Aufgabe 1:
Stimmen die folgenden Aussagen mit dem Text über Bildung und Gotteserkenntnis überein? Antworte jeweils mit Ja oder Nein und zitiere die entscheidenden Worte wörtlich.
(a) Die alten Griechen hatten bessere Bildungsmöglichkeiten als die heutige Jugend.
(b) Mit jungen Leuten zu diskutieren macht Spaß.
(c) Als höchste Erkenntnis gilt die Erkenntnis Gottes.
Aufgabe 2:
Beantworte anhand des Textes über Bildung und Gotteserkenntnis kurz diese Fragen:
(a) Wessen Gefühle werden im ersten Satz als gut verständlich bezeichnet?
(b) Mit welchen drei Adjektiven werden viele junge Menschen von heute beschrieben?
(c) Was ist laut Text das Wichtigste, von dem die Angesprochenen nichts wissen?

Seite:
════

Ich kann die Gefühle des Paulus gut verstehen. Es gibt unter der heutigen Jugend so viele kluge, gebildete und aufgeweckte junge Menschen, es macht richtig Spaß, mit jungen Leuten zu diskutieren. Ihr habt heute Möglichkeiten der Bildung, wie sie die alten Griechen nicht hatten. Ihr habt Bildungsmöglichkeiten, wie sie einzigartig sind, wie sie noch nie da gewesen sind. Bloß, was nützt euch alle eure Bildung, Weisheit, euer Wissen, wenn ihr das wichtigste nicht wisst: Wenn ihr nichts wisst von dem lebendigen Gott. Was nützen euch alle eure Erkenntnisse, wenn ihr die höchste Erkenntnis nicht habt, nämlich die Erkenntnis Gottes.

════

Datensatzinhalt:
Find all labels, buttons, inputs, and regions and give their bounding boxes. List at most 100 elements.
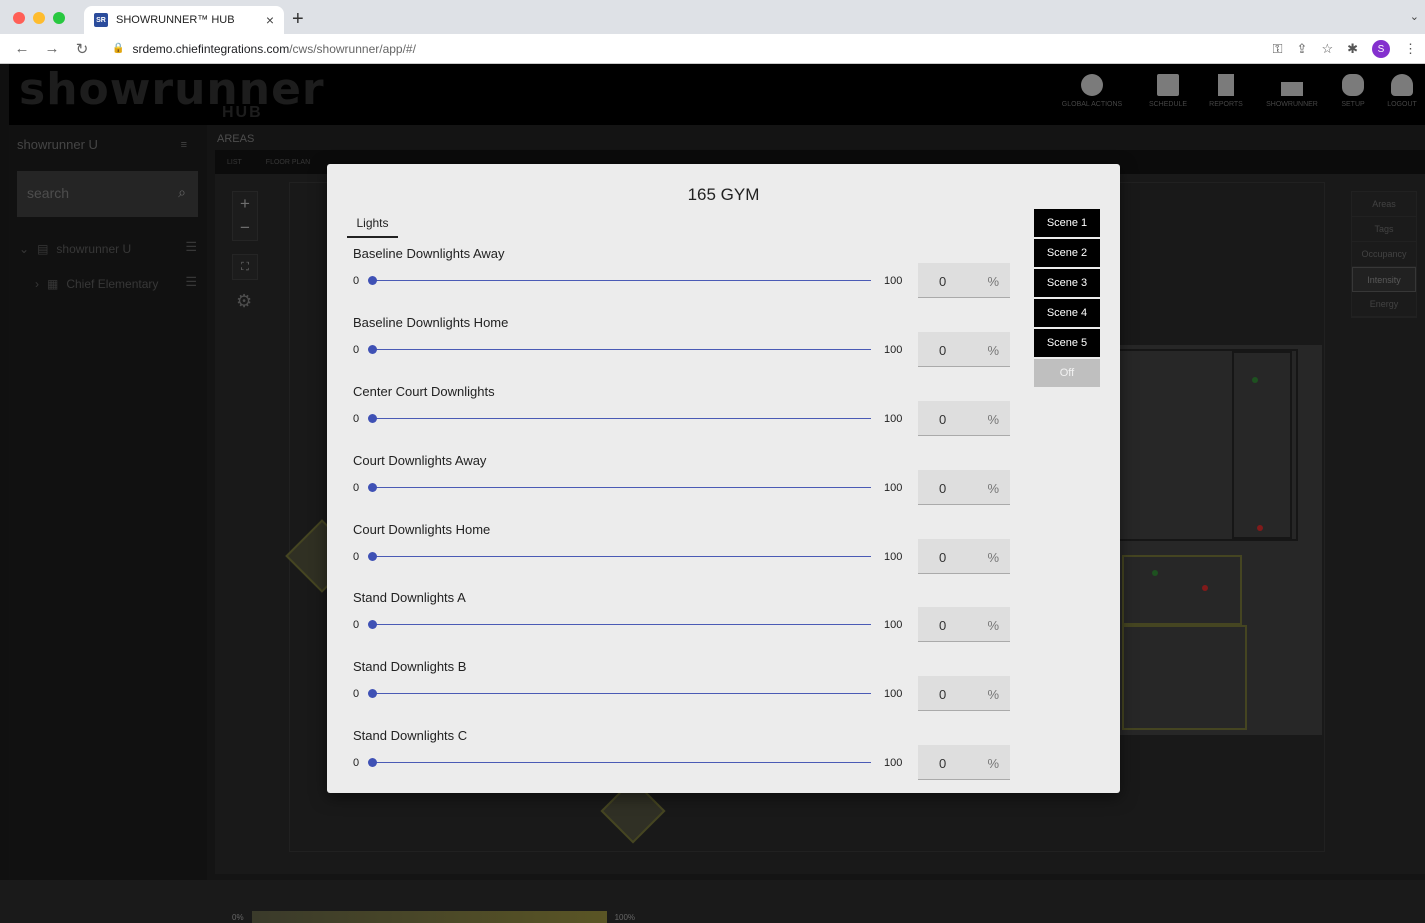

════

Antwort 1:
(a) Nein: „Ihr habt heute Möglichkeiten der Bildung, wie sie die alten Griechen nicht hatten.“
(b) Ja: „es macht richtig Spaß, mit jungen Leuten zu diskutieren“
(c) Ja: „wenn ihr die höchste Erkenntnis nicht habt, nämlich die Erkenntnis Gottes“

Antwort 2:
(a) Die Gefühle des Paulus.
(b) Klug, gebildet und aufgeweckt.
(c) Der lebendige Gott.